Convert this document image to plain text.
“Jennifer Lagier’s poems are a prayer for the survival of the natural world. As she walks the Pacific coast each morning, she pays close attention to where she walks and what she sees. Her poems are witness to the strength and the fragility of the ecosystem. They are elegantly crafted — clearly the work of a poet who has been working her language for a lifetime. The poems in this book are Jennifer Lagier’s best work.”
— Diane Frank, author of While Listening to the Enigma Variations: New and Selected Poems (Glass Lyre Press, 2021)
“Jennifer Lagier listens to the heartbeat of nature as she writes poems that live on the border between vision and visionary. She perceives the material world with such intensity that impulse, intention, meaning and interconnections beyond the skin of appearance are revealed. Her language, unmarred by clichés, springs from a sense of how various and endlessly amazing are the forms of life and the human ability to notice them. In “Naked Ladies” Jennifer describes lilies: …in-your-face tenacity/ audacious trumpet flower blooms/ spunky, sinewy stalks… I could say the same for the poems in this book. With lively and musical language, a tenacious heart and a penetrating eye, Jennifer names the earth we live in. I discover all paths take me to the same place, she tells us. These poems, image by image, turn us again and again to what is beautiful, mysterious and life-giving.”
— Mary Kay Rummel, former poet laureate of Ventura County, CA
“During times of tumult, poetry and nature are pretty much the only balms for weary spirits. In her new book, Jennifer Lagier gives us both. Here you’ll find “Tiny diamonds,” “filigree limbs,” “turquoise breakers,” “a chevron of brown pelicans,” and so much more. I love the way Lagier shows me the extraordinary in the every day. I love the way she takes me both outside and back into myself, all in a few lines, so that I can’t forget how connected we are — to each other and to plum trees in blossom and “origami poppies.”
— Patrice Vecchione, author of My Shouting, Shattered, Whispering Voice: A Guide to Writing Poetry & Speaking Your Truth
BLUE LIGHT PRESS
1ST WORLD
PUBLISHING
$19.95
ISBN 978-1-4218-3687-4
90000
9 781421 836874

· · · ·

• Task description
Copy whichever lines in the listing above contain the word "author".

• Task solution
— Diane Frank, author of While Listening to the Enigma Variations: New and Selected Poems (Glass Lyre Press, 2021)
— Patrice Vecchione, author of My Shouting, Shattered, Whispering Voice: A Guide to Writing Poetry & Speaking Your Truth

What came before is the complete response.